• [Data]:
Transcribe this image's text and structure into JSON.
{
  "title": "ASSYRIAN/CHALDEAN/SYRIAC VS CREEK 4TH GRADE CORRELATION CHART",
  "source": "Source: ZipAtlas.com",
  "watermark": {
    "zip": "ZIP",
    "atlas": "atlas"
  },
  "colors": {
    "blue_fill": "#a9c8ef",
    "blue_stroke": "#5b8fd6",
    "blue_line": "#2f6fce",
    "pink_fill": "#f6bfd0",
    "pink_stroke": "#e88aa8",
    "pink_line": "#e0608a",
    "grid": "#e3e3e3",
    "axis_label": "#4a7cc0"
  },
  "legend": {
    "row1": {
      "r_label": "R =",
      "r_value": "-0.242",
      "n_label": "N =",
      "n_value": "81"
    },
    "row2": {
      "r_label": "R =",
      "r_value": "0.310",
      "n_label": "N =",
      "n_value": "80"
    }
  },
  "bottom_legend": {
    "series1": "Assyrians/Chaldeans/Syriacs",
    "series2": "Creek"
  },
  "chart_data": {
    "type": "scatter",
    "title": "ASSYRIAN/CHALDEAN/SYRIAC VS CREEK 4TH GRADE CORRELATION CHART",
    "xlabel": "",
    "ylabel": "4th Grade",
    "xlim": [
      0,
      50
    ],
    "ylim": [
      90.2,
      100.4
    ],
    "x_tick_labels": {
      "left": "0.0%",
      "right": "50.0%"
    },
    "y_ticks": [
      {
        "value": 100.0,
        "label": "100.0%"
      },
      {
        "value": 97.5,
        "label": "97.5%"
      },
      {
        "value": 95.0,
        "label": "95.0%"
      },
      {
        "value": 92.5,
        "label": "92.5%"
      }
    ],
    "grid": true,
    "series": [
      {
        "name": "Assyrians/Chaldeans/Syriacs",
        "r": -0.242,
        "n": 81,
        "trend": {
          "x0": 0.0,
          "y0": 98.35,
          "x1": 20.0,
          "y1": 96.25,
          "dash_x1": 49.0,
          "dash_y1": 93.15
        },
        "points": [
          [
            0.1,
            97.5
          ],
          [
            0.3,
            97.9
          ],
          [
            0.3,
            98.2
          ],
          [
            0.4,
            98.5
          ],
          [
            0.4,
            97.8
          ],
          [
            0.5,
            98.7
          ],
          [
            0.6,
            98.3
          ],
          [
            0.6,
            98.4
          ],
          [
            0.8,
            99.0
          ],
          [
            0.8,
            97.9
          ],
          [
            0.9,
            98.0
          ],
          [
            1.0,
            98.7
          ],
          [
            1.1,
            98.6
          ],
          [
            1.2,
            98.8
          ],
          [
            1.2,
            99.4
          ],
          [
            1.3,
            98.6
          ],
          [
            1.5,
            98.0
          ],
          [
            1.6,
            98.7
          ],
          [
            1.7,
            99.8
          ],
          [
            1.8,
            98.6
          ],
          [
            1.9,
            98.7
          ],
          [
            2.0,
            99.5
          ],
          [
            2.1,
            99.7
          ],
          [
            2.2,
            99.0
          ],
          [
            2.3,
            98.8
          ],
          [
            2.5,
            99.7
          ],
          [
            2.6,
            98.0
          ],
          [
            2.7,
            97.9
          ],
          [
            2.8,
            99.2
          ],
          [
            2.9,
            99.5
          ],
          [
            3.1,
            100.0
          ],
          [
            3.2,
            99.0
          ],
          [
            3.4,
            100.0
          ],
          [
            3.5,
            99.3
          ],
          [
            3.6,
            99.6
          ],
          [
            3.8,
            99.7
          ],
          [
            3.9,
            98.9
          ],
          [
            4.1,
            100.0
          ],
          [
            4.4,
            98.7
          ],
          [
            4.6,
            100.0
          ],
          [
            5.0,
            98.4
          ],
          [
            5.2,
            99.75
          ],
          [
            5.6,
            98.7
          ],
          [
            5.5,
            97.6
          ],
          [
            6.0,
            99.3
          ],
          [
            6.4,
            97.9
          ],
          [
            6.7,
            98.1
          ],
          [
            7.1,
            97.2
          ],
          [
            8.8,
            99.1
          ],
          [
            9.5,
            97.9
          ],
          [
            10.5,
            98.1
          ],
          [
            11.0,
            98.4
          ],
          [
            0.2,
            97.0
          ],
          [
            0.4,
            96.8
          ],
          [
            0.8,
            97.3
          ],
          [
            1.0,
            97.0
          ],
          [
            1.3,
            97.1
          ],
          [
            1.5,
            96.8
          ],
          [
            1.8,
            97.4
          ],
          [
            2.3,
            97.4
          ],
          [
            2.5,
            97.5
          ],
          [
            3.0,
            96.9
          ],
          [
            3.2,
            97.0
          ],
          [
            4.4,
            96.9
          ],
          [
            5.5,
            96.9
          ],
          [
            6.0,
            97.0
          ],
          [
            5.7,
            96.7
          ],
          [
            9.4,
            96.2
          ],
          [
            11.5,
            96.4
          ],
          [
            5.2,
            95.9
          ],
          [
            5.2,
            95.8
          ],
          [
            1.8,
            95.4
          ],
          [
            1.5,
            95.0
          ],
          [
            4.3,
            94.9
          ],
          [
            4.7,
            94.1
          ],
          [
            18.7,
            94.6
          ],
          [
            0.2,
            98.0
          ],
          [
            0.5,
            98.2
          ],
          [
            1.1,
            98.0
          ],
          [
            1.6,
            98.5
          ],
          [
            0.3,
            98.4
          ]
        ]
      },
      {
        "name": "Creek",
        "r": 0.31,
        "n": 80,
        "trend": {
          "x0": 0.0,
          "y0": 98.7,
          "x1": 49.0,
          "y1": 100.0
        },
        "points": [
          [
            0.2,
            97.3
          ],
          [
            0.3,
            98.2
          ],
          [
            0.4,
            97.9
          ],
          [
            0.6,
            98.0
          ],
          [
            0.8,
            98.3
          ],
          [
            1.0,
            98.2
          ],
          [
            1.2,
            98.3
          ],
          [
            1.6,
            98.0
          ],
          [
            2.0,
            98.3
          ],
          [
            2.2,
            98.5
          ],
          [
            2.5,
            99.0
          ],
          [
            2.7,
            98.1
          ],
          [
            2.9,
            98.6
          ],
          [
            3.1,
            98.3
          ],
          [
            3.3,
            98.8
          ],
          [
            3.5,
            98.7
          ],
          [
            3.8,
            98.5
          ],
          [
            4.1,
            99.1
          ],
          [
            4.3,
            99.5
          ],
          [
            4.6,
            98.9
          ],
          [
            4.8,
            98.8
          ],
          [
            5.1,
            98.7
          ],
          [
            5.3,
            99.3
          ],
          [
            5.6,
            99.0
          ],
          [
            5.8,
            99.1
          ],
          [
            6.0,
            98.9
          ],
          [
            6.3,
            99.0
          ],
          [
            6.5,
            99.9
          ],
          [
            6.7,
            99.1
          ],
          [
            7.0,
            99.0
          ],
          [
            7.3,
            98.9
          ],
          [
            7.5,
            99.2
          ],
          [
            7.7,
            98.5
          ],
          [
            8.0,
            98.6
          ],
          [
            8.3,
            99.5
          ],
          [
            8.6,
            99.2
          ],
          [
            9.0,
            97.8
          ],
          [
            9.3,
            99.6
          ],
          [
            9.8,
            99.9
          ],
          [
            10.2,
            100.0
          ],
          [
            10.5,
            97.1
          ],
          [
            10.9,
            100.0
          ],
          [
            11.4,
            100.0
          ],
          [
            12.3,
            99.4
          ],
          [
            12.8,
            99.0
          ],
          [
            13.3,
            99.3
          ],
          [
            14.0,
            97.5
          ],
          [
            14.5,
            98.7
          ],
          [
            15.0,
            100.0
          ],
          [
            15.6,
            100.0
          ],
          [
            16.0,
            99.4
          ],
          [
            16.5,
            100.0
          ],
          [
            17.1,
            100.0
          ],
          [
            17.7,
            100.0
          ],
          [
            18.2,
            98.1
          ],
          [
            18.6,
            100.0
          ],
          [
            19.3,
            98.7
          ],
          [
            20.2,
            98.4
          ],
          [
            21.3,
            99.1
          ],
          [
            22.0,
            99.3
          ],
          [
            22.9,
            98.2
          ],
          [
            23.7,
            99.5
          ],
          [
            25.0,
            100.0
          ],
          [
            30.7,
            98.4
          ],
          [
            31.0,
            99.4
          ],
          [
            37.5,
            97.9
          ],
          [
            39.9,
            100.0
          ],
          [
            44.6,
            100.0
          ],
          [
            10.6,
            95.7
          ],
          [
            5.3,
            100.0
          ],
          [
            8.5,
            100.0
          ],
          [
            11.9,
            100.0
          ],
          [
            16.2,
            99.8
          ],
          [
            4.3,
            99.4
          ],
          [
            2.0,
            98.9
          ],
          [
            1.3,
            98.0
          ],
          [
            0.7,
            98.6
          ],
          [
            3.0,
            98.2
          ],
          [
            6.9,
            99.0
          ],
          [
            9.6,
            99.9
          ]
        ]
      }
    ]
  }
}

• [Problem requirements]:
In the listing above, find each line with the word "title" and copy it.

• [Exercise response]:
  "title": "ASSYRIAN/CHALDEAN/SYRIAC VS CREEK 4TH GRADE CORRELATION CHART",
    "title": "ASSYRIAN/CHALDEAN/SYRIAC VS CREEK 4TH GRADE CORRELATION CHART",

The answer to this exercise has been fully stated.